- STATED PROBLEM:
How many of the lines that follow contain the word "square"? Give only the number.

- - -

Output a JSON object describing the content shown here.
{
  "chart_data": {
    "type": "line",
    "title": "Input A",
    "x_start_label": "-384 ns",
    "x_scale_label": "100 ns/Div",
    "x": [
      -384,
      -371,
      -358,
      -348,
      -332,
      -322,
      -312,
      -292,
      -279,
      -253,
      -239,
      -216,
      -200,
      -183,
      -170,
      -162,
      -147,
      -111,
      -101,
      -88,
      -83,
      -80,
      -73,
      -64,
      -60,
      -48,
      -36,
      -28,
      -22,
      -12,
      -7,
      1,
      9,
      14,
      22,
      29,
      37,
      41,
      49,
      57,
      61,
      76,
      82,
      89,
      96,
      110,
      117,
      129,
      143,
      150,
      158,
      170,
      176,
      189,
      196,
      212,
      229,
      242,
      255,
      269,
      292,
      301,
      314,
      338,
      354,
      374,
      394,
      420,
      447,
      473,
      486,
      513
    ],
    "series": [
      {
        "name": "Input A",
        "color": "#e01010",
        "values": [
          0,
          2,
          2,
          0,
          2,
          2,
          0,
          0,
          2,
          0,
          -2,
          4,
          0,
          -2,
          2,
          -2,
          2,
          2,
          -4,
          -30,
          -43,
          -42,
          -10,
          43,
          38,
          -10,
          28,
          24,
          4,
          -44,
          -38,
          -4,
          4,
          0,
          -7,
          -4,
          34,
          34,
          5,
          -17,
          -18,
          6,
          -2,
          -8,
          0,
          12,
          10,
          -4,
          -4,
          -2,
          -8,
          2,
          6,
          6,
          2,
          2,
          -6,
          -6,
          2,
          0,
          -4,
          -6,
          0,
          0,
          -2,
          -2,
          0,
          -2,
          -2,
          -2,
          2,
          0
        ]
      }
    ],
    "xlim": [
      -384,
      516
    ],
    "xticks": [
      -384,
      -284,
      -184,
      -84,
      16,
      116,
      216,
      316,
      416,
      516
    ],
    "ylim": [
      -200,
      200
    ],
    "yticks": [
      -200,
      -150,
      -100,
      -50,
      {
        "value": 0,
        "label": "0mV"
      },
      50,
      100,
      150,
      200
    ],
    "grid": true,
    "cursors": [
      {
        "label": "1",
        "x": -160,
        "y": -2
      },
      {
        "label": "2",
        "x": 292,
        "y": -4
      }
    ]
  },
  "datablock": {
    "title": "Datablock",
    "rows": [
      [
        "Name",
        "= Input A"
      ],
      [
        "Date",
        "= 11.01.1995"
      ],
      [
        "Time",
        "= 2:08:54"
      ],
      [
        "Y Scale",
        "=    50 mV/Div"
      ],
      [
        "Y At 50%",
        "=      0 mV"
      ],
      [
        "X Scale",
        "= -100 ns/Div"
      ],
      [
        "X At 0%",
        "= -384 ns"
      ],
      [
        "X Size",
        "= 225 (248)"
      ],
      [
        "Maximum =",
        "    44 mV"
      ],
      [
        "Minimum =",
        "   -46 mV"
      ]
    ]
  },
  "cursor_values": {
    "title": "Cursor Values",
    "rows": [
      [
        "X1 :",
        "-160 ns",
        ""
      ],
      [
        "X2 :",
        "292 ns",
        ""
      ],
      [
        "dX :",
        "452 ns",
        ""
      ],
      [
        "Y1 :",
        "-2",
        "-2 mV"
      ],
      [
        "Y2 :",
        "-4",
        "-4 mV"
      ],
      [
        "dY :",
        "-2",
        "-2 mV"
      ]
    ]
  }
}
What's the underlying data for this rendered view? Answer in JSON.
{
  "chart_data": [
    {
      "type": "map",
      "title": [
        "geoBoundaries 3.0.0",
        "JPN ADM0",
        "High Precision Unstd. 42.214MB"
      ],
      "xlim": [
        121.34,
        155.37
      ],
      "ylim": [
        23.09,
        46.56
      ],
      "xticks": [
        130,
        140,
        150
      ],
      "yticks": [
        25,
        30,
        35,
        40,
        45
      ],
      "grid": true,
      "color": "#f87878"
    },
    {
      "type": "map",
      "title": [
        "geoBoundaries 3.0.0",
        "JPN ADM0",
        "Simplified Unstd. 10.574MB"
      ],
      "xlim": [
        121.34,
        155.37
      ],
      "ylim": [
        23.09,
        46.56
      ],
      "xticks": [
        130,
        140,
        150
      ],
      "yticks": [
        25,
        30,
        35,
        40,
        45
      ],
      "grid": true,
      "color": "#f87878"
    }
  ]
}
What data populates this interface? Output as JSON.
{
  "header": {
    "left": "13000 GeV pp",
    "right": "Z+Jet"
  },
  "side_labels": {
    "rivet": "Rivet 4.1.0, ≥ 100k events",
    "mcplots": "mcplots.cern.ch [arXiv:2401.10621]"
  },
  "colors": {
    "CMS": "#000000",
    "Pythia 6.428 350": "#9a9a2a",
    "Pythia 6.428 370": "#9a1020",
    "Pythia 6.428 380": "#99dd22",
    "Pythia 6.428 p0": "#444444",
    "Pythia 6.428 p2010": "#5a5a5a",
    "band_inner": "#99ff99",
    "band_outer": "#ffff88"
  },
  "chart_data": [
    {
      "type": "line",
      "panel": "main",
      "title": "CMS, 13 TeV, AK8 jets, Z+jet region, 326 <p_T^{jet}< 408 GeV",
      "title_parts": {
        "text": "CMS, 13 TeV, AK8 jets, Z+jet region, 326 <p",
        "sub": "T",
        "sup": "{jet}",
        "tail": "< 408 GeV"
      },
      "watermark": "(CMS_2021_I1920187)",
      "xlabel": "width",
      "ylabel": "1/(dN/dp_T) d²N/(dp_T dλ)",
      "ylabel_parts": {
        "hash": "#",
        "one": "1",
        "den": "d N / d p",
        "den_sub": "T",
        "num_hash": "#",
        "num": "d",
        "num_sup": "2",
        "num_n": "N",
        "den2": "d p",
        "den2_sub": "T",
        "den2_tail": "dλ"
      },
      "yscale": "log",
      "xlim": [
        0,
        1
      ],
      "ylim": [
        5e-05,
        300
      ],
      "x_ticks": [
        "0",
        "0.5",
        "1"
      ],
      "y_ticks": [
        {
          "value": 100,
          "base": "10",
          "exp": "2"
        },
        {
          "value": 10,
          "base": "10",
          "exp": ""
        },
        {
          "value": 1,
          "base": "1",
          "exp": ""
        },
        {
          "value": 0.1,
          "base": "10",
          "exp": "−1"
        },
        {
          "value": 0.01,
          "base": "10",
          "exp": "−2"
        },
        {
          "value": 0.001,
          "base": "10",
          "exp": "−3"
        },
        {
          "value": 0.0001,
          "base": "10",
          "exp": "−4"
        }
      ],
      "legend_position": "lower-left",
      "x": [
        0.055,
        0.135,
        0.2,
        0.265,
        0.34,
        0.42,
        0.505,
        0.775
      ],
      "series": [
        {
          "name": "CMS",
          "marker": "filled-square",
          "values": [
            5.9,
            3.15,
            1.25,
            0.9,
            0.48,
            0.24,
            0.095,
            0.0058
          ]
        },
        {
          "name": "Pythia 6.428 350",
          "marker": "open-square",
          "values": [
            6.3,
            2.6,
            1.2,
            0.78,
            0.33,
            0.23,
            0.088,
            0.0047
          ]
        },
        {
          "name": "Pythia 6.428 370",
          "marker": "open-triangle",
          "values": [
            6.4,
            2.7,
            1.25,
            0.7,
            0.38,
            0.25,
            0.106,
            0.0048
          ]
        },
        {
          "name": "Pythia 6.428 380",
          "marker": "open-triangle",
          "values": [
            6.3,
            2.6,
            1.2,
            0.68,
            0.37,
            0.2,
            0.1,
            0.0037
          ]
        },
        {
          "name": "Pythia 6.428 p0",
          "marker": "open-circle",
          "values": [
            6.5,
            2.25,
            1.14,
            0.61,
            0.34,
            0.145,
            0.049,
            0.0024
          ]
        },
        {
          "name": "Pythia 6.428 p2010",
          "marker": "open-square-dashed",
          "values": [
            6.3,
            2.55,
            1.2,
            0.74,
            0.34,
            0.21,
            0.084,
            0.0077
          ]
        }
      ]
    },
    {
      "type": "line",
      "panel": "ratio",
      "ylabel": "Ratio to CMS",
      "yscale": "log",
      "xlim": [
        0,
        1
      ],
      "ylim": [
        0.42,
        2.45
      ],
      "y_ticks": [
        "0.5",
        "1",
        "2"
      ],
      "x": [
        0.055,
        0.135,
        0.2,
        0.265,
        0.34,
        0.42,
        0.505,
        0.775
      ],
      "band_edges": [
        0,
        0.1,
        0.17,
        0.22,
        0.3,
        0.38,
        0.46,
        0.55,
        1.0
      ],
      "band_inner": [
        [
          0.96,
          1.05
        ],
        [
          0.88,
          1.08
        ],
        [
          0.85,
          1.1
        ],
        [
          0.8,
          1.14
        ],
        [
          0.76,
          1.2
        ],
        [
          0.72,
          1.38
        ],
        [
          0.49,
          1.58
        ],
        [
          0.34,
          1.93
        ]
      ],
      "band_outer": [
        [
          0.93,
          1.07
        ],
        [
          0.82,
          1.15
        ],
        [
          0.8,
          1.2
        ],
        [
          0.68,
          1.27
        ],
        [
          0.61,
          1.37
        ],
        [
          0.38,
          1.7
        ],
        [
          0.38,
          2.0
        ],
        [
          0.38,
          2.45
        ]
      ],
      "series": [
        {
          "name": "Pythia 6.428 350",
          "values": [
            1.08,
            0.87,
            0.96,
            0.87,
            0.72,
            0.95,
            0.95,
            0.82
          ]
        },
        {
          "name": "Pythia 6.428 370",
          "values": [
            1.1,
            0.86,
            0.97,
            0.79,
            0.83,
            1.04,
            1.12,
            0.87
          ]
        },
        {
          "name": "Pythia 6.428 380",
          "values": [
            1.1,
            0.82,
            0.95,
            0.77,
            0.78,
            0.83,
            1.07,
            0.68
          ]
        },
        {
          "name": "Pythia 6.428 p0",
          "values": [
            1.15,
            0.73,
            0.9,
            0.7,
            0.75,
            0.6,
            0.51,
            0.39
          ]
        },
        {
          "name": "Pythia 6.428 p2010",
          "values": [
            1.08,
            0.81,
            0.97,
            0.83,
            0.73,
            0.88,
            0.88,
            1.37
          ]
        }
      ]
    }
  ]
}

- - -

- TASK RESPONSE:
3